== Instruction ==
Copy all lines holding the word "Pearson" from the entries.
____ Data provided
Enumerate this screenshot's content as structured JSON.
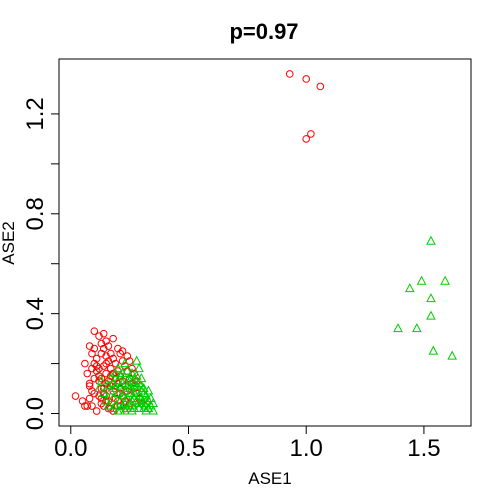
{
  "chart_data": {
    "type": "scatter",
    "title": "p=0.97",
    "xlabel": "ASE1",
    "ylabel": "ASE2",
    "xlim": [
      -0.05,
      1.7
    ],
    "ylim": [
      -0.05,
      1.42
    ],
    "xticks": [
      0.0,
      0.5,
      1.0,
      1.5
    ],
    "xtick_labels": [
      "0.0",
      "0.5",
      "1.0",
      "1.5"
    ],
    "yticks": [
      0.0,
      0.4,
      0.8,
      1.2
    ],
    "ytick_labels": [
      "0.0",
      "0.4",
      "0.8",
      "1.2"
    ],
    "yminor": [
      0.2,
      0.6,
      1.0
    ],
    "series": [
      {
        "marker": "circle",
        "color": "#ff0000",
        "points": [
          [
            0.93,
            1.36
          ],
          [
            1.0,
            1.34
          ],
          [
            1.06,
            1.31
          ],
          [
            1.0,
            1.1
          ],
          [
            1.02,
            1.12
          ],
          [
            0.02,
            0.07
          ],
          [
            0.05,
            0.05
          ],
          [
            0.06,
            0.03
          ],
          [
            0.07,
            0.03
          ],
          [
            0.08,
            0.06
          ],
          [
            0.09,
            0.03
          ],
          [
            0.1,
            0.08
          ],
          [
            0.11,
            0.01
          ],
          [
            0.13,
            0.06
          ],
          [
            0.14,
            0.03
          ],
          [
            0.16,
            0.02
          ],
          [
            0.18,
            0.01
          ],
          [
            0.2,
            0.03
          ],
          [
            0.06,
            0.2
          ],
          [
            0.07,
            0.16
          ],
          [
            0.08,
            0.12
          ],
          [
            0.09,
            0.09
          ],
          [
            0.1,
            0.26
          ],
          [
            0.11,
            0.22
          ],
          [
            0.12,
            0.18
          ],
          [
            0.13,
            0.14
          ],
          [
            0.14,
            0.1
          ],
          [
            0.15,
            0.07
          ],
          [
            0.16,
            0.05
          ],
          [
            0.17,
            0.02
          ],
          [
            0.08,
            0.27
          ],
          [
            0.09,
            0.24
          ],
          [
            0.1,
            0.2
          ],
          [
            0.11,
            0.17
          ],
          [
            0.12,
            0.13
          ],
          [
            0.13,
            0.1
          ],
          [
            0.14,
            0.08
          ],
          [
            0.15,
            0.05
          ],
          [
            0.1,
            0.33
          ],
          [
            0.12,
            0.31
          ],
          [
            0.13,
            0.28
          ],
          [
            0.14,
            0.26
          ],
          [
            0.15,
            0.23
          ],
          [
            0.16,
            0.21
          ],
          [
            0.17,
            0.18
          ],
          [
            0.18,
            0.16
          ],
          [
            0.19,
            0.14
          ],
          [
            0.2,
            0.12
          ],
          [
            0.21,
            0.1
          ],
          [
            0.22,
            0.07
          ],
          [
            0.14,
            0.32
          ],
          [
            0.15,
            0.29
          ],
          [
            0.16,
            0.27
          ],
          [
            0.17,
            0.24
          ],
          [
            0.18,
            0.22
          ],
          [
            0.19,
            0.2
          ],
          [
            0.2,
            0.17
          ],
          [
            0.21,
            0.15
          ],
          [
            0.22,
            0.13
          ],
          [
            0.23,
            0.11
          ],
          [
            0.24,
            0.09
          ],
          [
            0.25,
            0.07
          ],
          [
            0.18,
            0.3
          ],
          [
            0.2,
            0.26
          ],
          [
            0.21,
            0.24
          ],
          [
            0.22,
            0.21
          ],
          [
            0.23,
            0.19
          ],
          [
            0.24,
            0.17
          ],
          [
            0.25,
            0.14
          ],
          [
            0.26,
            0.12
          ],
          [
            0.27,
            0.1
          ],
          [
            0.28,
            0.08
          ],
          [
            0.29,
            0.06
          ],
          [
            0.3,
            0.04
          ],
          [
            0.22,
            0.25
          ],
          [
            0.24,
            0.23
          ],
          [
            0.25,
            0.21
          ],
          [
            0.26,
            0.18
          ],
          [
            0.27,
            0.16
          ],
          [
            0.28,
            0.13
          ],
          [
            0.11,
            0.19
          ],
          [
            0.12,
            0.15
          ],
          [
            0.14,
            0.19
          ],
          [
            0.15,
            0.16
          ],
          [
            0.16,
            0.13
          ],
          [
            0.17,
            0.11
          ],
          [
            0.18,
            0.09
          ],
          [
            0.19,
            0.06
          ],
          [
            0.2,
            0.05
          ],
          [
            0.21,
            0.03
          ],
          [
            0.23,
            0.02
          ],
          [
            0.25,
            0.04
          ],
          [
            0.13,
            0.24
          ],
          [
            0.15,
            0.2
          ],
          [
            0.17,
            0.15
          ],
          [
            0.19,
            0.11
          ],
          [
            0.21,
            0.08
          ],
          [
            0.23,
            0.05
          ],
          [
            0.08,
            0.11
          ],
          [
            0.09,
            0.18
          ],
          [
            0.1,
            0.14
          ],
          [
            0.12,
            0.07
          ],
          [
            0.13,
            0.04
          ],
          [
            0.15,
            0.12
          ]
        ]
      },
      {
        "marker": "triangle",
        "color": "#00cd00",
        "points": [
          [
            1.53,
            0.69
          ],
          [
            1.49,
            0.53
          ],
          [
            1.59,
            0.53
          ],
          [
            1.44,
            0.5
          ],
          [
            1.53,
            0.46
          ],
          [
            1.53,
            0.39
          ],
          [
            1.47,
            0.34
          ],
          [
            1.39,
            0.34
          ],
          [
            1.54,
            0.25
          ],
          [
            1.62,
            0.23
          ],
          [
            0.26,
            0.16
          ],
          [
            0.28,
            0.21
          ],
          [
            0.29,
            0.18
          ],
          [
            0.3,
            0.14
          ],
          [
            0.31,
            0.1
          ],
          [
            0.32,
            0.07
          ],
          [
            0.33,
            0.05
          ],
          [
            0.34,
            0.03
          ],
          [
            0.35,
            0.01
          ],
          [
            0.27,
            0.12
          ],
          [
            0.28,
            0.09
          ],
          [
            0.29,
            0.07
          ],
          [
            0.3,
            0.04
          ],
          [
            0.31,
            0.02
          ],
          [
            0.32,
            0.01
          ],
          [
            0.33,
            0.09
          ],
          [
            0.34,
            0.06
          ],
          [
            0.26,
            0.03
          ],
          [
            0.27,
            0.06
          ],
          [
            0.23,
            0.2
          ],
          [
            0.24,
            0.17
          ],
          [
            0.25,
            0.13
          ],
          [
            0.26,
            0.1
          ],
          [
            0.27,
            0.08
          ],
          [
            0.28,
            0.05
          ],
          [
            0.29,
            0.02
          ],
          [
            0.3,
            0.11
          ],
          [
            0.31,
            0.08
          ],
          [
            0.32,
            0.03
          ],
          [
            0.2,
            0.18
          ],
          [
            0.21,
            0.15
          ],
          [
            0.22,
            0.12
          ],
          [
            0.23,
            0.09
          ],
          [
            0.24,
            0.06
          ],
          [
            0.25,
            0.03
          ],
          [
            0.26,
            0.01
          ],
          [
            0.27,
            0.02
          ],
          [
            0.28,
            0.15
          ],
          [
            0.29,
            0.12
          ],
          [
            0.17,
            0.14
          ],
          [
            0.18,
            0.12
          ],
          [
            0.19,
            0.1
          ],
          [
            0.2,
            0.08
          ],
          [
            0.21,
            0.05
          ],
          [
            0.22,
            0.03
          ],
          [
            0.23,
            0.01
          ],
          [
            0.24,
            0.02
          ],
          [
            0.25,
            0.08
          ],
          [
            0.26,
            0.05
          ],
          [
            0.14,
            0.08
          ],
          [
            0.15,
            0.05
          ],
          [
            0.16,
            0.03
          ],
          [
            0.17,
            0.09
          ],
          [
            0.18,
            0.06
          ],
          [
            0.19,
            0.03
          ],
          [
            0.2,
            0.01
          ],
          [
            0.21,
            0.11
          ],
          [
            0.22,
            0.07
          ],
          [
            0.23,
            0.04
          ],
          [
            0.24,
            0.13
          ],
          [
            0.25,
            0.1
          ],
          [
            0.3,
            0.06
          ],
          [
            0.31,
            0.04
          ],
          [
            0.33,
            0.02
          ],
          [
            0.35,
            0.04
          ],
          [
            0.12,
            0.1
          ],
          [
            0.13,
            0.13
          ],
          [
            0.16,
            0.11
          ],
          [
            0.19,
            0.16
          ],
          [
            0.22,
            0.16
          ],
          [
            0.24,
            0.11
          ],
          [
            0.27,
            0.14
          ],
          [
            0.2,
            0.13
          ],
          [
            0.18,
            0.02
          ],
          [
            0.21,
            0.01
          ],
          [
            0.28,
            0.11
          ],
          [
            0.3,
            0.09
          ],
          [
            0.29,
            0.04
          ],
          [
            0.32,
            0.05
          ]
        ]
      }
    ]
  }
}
________
____ Data provided
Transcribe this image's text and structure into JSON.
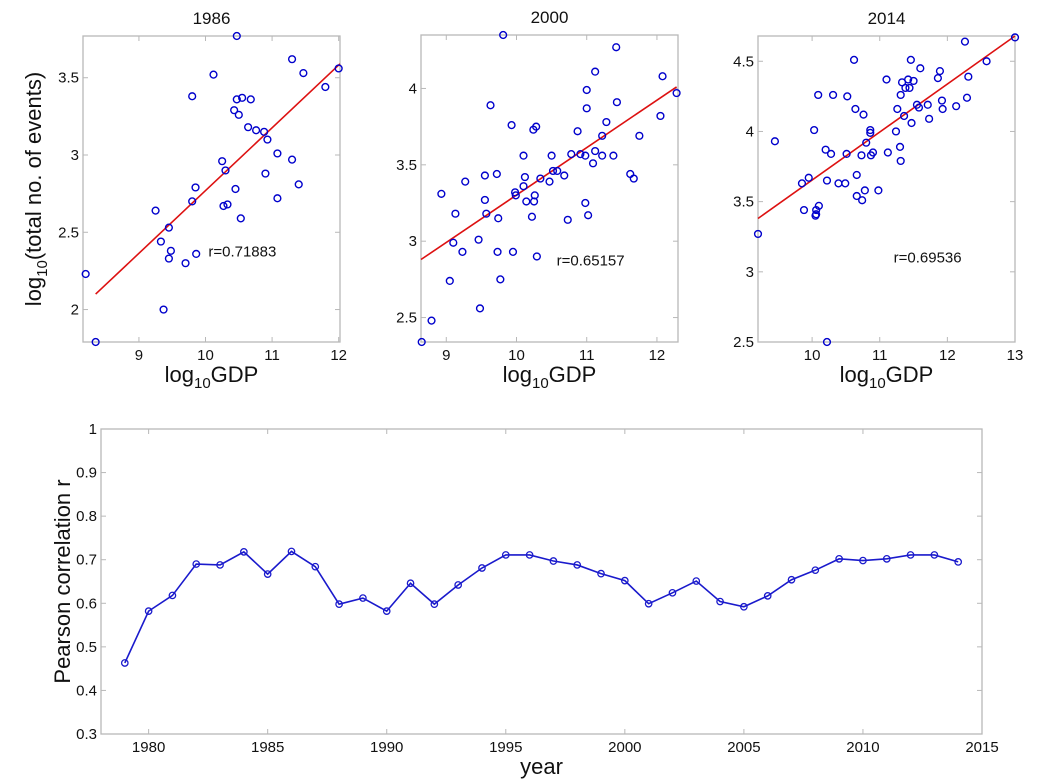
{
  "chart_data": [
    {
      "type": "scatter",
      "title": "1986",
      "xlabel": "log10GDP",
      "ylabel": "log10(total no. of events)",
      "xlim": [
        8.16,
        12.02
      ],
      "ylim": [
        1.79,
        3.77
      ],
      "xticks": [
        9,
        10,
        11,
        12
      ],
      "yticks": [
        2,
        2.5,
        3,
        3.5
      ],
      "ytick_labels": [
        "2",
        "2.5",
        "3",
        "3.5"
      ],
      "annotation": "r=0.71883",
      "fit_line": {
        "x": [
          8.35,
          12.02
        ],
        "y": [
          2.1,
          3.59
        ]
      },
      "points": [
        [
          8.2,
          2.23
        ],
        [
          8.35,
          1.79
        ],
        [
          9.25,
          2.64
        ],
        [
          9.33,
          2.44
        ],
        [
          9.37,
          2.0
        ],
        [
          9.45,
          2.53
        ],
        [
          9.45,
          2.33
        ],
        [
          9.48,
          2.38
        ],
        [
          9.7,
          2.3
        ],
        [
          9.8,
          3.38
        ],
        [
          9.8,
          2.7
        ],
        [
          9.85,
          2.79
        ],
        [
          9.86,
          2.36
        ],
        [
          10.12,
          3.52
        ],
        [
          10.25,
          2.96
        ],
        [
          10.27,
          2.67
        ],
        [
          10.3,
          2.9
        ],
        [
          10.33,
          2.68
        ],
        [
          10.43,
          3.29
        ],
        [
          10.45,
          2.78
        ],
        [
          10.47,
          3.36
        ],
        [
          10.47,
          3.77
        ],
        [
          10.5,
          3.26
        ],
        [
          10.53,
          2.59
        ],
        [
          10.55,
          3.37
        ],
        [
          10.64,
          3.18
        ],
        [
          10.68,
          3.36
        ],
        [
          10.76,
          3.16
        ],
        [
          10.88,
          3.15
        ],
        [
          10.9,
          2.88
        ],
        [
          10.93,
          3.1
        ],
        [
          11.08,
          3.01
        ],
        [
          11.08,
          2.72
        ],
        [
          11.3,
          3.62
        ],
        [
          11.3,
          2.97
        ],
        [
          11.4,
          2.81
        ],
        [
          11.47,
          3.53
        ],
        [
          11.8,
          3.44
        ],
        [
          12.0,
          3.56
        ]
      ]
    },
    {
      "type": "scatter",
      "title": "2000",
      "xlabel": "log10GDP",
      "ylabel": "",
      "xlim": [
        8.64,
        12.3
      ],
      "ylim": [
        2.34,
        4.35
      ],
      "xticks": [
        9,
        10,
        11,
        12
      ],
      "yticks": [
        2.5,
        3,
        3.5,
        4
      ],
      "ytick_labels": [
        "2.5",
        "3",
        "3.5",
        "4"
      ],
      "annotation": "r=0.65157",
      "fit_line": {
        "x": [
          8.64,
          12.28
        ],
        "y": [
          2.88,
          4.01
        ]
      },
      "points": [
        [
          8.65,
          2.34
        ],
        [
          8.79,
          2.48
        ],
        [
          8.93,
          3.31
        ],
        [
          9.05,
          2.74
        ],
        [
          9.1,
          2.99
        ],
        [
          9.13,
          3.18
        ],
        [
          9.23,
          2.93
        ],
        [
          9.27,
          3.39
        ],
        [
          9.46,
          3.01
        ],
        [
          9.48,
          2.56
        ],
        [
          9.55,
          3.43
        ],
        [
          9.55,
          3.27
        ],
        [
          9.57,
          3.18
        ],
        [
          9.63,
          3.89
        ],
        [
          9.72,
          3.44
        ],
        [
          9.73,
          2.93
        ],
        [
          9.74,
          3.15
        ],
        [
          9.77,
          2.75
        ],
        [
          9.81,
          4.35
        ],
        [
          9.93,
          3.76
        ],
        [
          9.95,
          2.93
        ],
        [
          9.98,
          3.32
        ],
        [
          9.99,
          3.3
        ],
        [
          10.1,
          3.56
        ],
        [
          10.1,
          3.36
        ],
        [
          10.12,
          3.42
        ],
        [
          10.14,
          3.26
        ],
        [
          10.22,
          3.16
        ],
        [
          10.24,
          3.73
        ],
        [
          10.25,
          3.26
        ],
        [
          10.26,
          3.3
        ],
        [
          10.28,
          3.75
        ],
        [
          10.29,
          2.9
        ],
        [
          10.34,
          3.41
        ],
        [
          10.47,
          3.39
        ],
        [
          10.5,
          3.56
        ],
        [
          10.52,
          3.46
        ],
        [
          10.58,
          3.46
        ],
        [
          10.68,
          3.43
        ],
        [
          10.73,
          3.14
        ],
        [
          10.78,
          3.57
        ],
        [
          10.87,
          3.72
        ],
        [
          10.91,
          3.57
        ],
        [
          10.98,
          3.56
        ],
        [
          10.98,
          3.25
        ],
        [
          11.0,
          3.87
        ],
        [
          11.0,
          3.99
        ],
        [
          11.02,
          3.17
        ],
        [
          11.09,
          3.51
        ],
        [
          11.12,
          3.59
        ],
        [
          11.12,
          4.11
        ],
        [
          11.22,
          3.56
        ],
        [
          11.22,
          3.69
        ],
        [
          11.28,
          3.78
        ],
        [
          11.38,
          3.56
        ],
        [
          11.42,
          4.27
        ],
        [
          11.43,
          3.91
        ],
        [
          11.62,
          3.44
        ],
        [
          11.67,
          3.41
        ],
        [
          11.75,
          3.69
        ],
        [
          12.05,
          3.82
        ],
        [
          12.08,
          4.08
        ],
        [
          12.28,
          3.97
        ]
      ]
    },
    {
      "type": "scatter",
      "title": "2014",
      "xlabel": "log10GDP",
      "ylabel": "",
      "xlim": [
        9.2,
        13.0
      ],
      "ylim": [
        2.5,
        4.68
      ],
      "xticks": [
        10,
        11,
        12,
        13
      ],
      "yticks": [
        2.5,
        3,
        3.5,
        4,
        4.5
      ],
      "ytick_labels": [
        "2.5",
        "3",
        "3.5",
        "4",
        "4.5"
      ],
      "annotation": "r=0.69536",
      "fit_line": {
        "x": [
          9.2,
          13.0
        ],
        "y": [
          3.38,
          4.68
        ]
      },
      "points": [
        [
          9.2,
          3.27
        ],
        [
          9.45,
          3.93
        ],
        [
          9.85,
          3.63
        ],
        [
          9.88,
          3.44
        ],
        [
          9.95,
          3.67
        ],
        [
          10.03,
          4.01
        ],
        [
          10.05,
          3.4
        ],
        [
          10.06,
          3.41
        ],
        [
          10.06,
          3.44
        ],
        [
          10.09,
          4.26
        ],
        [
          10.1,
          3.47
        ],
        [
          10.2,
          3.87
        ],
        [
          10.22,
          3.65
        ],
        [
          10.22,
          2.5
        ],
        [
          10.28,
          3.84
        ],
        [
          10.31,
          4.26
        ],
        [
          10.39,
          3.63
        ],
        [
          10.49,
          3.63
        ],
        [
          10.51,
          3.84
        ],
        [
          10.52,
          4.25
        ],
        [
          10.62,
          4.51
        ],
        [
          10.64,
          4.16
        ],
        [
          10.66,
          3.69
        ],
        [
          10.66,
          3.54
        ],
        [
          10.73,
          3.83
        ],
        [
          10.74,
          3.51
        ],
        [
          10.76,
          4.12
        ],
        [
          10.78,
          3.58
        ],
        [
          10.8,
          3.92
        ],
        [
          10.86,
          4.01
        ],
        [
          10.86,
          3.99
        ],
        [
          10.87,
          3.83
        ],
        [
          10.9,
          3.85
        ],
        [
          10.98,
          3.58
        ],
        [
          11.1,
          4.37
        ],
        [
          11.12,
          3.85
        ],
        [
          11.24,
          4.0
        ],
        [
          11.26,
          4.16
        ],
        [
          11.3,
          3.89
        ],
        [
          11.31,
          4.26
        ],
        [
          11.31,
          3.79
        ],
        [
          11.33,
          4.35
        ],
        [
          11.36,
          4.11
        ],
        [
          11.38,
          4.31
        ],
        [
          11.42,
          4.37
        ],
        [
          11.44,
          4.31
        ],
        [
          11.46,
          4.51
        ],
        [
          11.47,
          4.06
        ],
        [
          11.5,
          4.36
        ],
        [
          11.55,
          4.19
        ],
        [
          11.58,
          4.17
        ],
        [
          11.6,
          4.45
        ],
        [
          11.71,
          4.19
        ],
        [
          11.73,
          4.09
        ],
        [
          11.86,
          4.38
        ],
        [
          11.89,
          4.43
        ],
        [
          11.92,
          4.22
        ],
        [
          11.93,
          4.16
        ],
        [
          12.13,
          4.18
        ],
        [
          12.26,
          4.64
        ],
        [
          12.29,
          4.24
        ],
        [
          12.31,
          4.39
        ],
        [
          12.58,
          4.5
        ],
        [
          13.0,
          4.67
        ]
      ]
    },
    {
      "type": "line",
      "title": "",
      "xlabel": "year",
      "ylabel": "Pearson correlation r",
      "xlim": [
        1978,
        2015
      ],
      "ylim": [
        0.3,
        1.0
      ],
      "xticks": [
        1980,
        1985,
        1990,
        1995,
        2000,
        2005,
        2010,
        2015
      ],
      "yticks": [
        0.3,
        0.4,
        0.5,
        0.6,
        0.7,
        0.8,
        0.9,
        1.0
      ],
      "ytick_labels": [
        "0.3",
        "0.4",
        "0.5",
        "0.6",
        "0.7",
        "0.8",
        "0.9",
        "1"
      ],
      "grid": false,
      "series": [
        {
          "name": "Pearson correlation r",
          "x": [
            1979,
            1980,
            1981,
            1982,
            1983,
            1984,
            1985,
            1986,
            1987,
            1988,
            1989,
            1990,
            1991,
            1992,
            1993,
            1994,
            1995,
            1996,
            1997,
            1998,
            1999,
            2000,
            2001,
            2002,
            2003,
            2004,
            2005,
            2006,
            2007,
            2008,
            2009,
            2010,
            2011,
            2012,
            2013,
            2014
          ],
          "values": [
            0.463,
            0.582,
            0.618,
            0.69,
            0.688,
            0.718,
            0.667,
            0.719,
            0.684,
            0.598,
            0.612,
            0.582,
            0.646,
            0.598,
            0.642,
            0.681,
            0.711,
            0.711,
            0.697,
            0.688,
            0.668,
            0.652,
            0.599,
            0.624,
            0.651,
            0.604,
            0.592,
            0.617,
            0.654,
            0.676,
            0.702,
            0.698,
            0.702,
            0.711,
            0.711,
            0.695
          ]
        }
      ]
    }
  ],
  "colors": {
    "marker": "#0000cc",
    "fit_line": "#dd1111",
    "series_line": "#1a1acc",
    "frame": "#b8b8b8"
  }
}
________
== Task solution ==
      "ylabel": "Pearson correlation r",
          "name": "Pearson correlation r",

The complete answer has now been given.